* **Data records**
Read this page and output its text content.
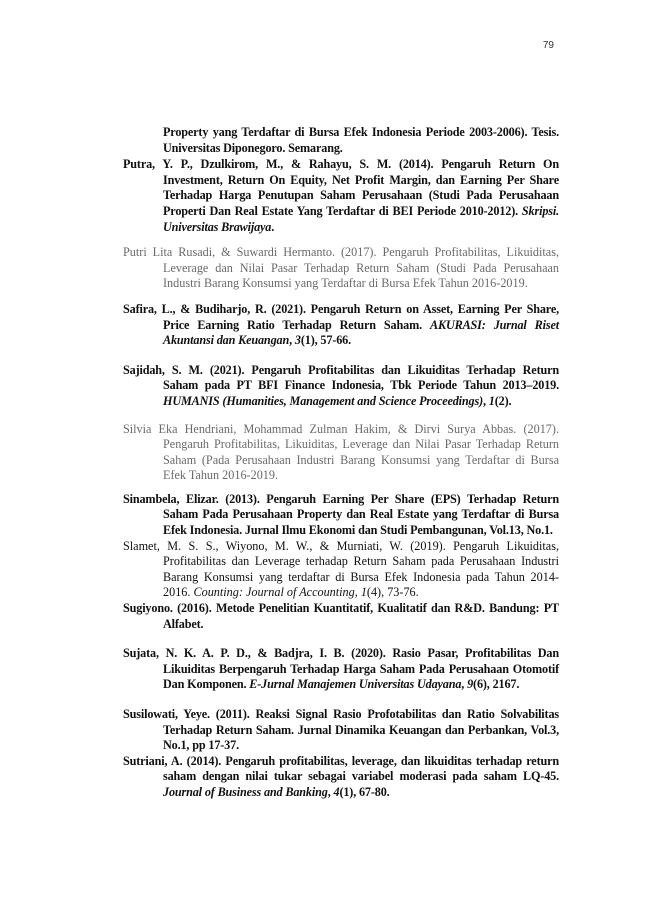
79

Property yang Terdaftar di Bursa Efek Indonesia Periode 2003-2006). Tesis. Universitas Diponegoro. Semarang.

Putra, Y. P., Dzulkirom, M., & Rahayu, S. M. (2014). Pengaruh Return On Investment, Return On Equity, Net Profit Margin, dan Earning Per Share Terhadap Harga Penutupan Saham Perusahaan (Studi Pada Perusahaan Properti Dan Real Estate Yang Terdaftar di BEI Periode 2010-2012). Skripsi. Universitas Brawijaya.

Putri Lita Rusadi, & Suwardi Hermanto. (2017). Pengaruh Profitabilitas, Likuiditas, Leverage dan Nilai Pasar Terhadap Return Saham (Studi Pada Perusahaan Industri Barang Konsumsi yang Terdaftar di Bursa Efek Tahun 2016-2019.

Safira, L., & Budiharjo, R. (2021). Pengaruh Return on Asset, Earning Per Share, Price Earning Ratio Terhadap Return Saham. AKURASI: Jurnal Riset Akuntansi dan Keuangan, 3(1), 57-66.

Sajidah, S. M. (2021). Pengaruh Profitabilitas dan Likuiditas Terhadap Return Saham pada PT BFI Finance Indonesia, Tbk Periode Tahun 2013–2019. HUMANIS (Humanities, Management and Science Proceedings), 1(2).

Silvia Eka Hendriani, Mohammad Zulman Hakim, & Dirvi Surya Abbas. (2017). Pengaruh Profitabilitas, Likuiditas, Leverage dan Nilai Pasar Terhadap Return Saham (Pada Perusahaan Industri Barang Konsumsi yang Terdaftar di Bursa Efek Tahun 2016-2019.

Sinambela, Elizar. (2013). Pengaruh Earning Per Share (EPS) Terhadap Return Saham Pada Perusahaan Property dan Real Estate yang Terdaftar di Bursa Efek Indonesia. Jurnal Ilmu Ekonomi dan Studi Pembangunan, Vol.13, No.1.

Slamet, M. S. S., Wiyono, M. W., & Murniati, W. (2019). Pengaruh Likuiditas, Profitabilitas dan Leverage terhadap Return Saham pada Perusahaan Industri Barang Konsumsi yang terdaftar di Bursa Efek Indonesia pada Tahun 2014-2016. Counting: Journal of Accounting, 1(4), 73-76.

Sugiyono. (2016). Metode Penelitian Kuantitatif, Kualitatif dan R&D. Bandung: PT Alfabet.

Sujata, N. K. A. P. D., & Badjra, I. B. (2020). Rasio Pasar, Profitabilitas Dan Likuiditas Berpengaruh Terhadap Harga Saham Pada Perusahaan Otomotif Dan Komponen. E-Jurnal Manajemen Universitas Udayana, 9(6), 2167.

Susilowati, Yeye. (2011). Reaksi Signal Rasio Profotabilitas dan Ratio Solvabilitas Terhadap Return Saham. Jurnal Dinamika Keuangan dan Perbankan, Vol.3, No.1, pp 17-37.

Sutriani, A. (2014). Pengaruh profitabilitas, leverage, dan likuiditas terhadap return saham dengan nilai tukar sebagai variabel moderasi pada saham LQ-45. Journal of Business and Banking, 4(1), 67-80.
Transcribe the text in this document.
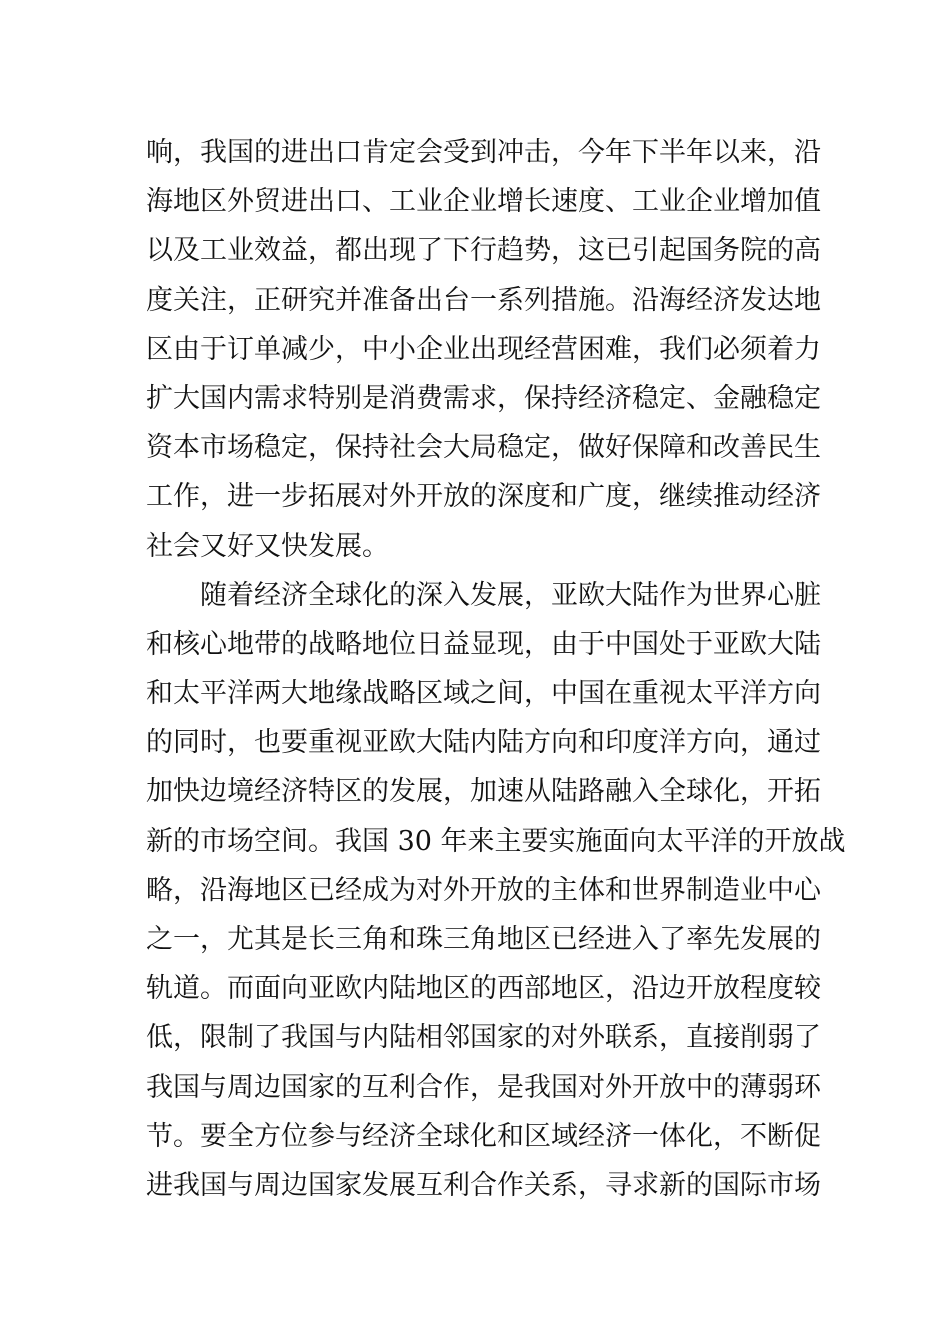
响，我国的进出口肯定会受到冲击，今年下半年以来，沿
海地区外贸进出口、工业企业增长速度、工业企业增加值
以及工业效益，都出现了下行趋势，这已引起国务院的高
度关注，正研究并准备出台一系列措施。沿海经济发达地
区由于订单减少，中小企业出现经营困难，我们必须着力
扩大国内需求特别是消费需求，保持经济稳定、金融稳定
资本市场稳定，保持社会大局稳定，做好保障和改善民生
工作，进一步拓展对外开放的深度和广度，继续推动经济
社会又好又快发展。
随着经济全球化的深入发展，亚欧大陆作为世界心脏
和核心地带的战略地位日益显现，由于中国处于亚欧大陆
和太平洋两大地缘战略区域之间，中国在重视太平洋方向
的同时，也要重视亚欧大陆内陆方向和印度洋方向，通过
加快边境经济特区的发展，加速从陆路融入全球化，开拓
新的市场空间。我国 30 年来主要实施面向太平洋的开放战
略，沿海地区已经成为对外开放的主体和世界制造业中心
之一，尤其是长三角和珠三角地区已经进入了率先发展的
轨道。而面向亚欧内陆地区的西部地区，沿边开放程度较
低，限制了我国与内陆相邻国家的对外联系，直接削弱了
我国与周边国家的互利合作，是我国对外开放中的薄弱环
节。要全方位参与经济全球化和区域经济一体化，不断促
进我国与周边国家发展互利合作关系，寻求新的国际市场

* **To do**
Set each line of the records down exactly, leaving every picture out.

* **Expected answer**
Read this page and output its text content.
79

Property yang Terdaftar di Bursa Efek Indonesia Periode 2003-2006). Tesis. Universitas Diponegoro. Semarang.

Putra, Y. P., Dzulkirom, M., & Rahayu, S. M. (2014). Pengaruh Return On Investment, Return On Equity, Net Profit Margin, dan Earning Per Share Terhadap Harga Penutupan Saham Perusahaan (Studi Pada Perusahaan Properti Dan Real Estate Yang Terdaftar di BEI Periode 2010-2012). Skripsi. Universitas Brawijaya.

Putri Lita Rusadi, & Suwardi Hermanto. (2017). Pengaruh Profitabilitas, Likuiditas, Leverage dan Nilai Pasar Terhadap Return Saham (Studi Pada Perusahaan Industri Barang Konsumsi yang Terdaftar di Bursa Efek Tahun 2016-2019.

Safira, L., & Budiharjo, R. (2021). Pengaruh Return on Asset, Earning Per Share, Price Earning Ratio Terhadap Return Saham. AKURASI: Jurnal Riset Akuntansi dan Keuangan, 3(1), 57-66.

Sajidah, S. M. (2021). Pengaruh Profitabilitas dan Likuiditas Terhadap Return Saham pada PT BFI Finance Indonesia, Tbk Periode Tahun 2013–2019. HUMANIS (Humanities, Management and Science Proceedings), 1(2).

Silvia Eka Hendriani, Mohammad Zulman Hakim, & Dirvi Surya Abbas. (2017). Pengaruh Profitabilitas, Likuiditas, Leverage dan Nilai Pasar Terhadap Return Saham (Pada Perusahaan Industri Barang Konsumsi yang Terdaftar di Bursa Efek Tahun 2016-2019.

Sinambela, Elizar. (2013). Pengaruh Earning Per Share (EPS) Terhadap Return Saham Pada Perusahaan Property dan Real Estate yang Terdaftar di Bursa Efek Indonesia. Jurnal Ilmu Ekonomi dan Studi Pembangunan, Vol.13, No.1.

Slamet, M. S. S., Wiyono, M. W., & Murniati, W. (2019). Pengaruh Likuiditas, Profitabilitas dan Leverage terhadap Return Saham pada Perusahaan Industri Barang Konsumsi yang terdaftar di Bursa Efek Indonesia pada Tahun 2014-2016. Counting: Journal of Accounting, 1(4), 73-76.

Sugiyono. (2016). Metode Penelitian Kuantitatif, Kualitatif dan R&D. Bandung: PT Alfabet.

Sujata, N. K. A. P. D., & Badjra, I. B. (2020). Rasio Pasar, Profitabilitas Dan Likuiditas Berpengaruh Terhadap Harga Saham Pada Perusahaan Otomotif Dan Komponen. E-Jurnal Manajemen Universitas Udayana, 9(6), 2167.

Susilowati, Yeye. (2011). Reaksi Signal Rasio Profotabilitas dan Ratio Solvabilitas Terhadap Return Saham. Jurnal Dinamika Keuangan dan Perbankan, Vol.3, No.1, pp 17-37.

Sutriani, A. (2014). Pengaruh profitabilitas, leverage, dan likuiditas terhadap return saham dengan nilai tukar sebagai variabel moderasi pada saham LQ-45. Journal of Business and Banking, 4(1), 67-80.
Transcribe the text in this document.
响，我国的进出口肯定会受到冲击，今年下半年以来，沿
海地区外贸进出口、工业企业增长速度、工业企业增加值
以及工业效益，都出现了下行趋势，这已引起国务院的高
度关注，正研究并准备出台一系列措施。沿海经济发达地
区由于订单减少，中小企业出现经营困难，我们必须着力
扩大国内需求特别是消费需求，保持经济稳定、金融稳定
资本市场稳定，保持社会大局稳定，做好保障和改善民生
工作，进一步拓展对外开放的深度和广度，继续推动经济
社会又好又快发展。
随着经济全球化的深入发展，亚欧大陆作为世界心脏
和核心地带的战略地位日益显现，由于中国处于亚欧大陆
和太平洋两大地缘战略区域之间，中国在重视太平洋方向
的同时，也要重视亚欧大陆内陆方向和印度洋方向，通过
加快边境经济特区的发展，加速从陆路融入全球化，开拓
新的市场空间。我国 30 年来主要实施面向太平洋的开放战
略，沿海地区已经成为对外开放的主体和世界制造业中心
之一，尤其是长三角和珠三角地区已经进入了率先发展的
轨道。而面向亚欧内陆地区的西部地区，沿边开放程度较
低，限制了我国与内陆相邻国家的对外联系，直接削弱了
我国与周边国家的互利合作，是我国对外开放中的薄弱环
节。要全方位参与经济全球化和区域经济一体化，不断促
进我国与周边国家发展互利合作关系，寻求新的国际市场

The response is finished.